◆ **Set task**:
Find and copy each line of the records where the string "JSON" shows up.

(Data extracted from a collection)
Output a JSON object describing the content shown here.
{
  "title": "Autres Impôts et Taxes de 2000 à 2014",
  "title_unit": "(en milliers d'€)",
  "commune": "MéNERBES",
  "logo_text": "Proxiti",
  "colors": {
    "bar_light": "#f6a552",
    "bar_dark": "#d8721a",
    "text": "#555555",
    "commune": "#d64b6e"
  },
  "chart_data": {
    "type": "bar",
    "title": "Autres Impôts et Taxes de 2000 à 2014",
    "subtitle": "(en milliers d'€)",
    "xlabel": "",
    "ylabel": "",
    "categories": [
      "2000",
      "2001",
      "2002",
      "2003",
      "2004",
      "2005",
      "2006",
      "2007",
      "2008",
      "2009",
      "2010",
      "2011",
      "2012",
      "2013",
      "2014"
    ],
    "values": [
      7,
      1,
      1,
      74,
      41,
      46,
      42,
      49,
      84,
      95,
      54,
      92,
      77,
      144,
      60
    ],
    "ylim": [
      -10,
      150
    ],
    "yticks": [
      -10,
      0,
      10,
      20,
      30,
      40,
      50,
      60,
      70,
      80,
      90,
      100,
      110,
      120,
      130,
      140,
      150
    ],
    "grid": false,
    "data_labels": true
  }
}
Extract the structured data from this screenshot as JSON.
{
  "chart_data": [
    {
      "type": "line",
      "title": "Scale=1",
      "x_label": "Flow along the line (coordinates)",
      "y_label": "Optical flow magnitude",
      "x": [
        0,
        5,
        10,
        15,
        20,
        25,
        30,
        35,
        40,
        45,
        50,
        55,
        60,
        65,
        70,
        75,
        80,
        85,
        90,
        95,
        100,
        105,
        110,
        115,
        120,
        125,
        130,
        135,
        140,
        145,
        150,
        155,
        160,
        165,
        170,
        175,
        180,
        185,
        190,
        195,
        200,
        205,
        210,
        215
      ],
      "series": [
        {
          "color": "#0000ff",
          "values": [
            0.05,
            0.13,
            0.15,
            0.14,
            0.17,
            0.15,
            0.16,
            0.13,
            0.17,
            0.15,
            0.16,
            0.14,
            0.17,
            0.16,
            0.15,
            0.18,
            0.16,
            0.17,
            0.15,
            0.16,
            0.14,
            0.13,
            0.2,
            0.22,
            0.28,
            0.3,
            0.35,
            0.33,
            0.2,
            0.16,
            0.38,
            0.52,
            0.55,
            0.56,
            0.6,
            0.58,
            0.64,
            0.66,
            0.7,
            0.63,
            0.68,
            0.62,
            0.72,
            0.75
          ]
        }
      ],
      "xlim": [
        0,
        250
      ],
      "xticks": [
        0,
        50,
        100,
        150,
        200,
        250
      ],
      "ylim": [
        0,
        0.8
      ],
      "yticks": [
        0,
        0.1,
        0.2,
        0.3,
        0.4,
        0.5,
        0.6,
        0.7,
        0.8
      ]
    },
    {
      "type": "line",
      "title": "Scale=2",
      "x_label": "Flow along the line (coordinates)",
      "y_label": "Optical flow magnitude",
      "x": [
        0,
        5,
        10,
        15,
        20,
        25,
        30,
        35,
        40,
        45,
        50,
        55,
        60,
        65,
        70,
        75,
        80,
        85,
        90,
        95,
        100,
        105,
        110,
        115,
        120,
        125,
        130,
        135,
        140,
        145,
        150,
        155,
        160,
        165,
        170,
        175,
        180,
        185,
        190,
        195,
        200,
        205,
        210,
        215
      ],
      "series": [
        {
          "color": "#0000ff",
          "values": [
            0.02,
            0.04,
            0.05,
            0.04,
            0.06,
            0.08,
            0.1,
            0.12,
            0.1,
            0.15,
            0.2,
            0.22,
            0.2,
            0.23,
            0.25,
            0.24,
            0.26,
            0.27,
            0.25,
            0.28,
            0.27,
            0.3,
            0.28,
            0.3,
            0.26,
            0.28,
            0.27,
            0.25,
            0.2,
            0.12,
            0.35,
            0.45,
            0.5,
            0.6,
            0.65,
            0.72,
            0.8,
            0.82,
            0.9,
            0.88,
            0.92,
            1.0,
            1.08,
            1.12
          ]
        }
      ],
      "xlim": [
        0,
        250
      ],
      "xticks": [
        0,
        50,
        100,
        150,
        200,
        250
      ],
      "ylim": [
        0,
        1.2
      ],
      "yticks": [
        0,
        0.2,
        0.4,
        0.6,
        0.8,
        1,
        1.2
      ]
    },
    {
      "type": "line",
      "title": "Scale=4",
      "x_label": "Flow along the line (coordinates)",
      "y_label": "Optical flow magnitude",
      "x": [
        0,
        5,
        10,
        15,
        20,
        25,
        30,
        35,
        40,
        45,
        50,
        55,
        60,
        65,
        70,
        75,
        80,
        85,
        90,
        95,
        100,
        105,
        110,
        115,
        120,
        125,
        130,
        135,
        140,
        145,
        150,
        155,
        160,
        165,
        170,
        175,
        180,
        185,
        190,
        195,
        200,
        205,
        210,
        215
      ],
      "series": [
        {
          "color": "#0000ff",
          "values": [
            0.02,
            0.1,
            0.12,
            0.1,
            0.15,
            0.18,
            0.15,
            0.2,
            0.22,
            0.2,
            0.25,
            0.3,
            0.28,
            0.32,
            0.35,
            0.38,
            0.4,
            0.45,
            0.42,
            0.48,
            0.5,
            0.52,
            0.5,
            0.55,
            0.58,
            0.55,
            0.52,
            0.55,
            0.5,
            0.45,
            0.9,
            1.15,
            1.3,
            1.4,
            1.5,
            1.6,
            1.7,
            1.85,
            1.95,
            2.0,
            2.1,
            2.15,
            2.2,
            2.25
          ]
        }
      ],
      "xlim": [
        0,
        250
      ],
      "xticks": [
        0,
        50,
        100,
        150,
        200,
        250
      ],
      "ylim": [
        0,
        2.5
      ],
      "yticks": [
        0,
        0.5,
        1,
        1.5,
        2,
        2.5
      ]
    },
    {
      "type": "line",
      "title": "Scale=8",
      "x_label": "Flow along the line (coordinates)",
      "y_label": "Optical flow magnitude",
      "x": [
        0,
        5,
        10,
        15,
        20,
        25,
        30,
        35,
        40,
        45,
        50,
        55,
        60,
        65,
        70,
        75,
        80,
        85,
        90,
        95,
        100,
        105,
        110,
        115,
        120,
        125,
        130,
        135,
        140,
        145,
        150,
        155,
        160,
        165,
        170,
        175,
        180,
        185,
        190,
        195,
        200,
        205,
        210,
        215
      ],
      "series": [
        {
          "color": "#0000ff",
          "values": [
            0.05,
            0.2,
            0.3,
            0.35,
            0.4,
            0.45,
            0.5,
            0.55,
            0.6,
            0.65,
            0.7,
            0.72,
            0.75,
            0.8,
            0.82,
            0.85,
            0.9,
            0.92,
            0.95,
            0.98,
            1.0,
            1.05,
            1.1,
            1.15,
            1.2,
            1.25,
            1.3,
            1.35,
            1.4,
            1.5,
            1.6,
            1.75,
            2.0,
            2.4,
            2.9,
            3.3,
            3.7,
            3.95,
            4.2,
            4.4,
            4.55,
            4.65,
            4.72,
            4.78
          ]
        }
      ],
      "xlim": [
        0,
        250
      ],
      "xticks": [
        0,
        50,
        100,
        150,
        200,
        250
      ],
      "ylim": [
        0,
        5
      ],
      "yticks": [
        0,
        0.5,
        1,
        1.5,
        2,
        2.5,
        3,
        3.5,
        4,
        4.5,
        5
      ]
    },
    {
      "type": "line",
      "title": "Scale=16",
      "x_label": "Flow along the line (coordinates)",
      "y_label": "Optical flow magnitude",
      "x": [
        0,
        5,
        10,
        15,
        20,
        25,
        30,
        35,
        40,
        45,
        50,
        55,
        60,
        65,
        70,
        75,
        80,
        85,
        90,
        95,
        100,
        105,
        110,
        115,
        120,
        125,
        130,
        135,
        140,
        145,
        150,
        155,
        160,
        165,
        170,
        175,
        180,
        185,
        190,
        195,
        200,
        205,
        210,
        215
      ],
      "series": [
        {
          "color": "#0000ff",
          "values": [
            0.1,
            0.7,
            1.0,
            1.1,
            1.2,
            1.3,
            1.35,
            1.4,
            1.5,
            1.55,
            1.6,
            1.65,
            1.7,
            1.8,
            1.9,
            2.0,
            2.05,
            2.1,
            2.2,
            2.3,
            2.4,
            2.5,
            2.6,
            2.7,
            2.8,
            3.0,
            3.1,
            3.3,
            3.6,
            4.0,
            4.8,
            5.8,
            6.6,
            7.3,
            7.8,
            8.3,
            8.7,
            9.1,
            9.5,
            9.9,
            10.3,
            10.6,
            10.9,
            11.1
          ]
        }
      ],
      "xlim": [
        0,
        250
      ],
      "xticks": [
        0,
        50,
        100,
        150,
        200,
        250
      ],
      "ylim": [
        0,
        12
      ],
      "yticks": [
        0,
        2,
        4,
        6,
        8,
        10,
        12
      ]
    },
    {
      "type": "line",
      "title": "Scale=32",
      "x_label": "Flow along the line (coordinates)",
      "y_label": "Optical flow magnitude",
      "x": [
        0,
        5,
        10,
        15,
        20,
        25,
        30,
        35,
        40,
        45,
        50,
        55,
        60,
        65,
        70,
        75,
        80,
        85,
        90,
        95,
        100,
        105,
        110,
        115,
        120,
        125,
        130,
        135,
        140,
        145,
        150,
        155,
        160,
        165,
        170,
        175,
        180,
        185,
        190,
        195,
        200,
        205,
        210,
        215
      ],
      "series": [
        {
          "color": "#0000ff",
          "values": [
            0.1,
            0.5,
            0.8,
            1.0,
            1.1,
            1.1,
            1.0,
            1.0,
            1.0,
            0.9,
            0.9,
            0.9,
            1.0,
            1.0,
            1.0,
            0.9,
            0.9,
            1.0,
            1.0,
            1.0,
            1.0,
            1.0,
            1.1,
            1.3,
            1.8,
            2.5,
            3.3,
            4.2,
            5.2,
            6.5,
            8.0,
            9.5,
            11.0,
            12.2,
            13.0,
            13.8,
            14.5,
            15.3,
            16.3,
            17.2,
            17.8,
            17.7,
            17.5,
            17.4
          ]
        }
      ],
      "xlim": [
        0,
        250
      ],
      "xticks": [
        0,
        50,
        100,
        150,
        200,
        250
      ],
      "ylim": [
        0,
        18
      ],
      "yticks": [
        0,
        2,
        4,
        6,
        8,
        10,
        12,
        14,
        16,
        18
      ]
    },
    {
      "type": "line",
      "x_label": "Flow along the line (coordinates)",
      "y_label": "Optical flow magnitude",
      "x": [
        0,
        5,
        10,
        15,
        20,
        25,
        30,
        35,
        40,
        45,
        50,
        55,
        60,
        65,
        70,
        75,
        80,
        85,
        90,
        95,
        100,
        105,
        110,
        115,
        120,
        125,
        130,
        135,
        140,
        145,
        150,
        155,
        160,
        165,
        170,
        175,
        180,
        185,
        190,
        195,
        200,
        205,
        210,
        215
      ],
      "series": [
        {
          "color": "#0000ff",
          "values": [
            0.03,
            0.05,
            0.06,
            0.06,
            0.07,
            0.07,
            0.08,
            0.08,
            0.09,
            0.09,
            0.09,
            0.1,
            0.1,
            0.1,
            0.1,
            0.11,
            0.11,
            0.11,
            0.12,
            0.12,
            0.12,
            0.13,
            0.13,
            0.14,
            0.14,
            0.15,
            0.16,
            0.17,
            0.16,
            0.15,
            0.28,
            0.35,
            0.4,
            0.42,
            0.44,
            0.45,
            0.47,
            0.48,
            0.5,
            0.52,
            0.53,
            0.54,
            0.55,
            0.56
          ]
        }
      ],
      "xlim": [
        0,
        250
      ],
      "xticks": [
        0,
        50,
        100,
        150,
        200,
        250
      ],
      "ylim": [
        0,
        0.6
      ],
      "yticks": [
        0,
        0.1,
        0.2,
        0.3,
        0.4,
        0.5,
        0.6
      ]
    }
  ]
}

◆ **Exercise answer**:
Output a JSON object describing the content shown here.
Extract the structured data from this screenshot as JSON.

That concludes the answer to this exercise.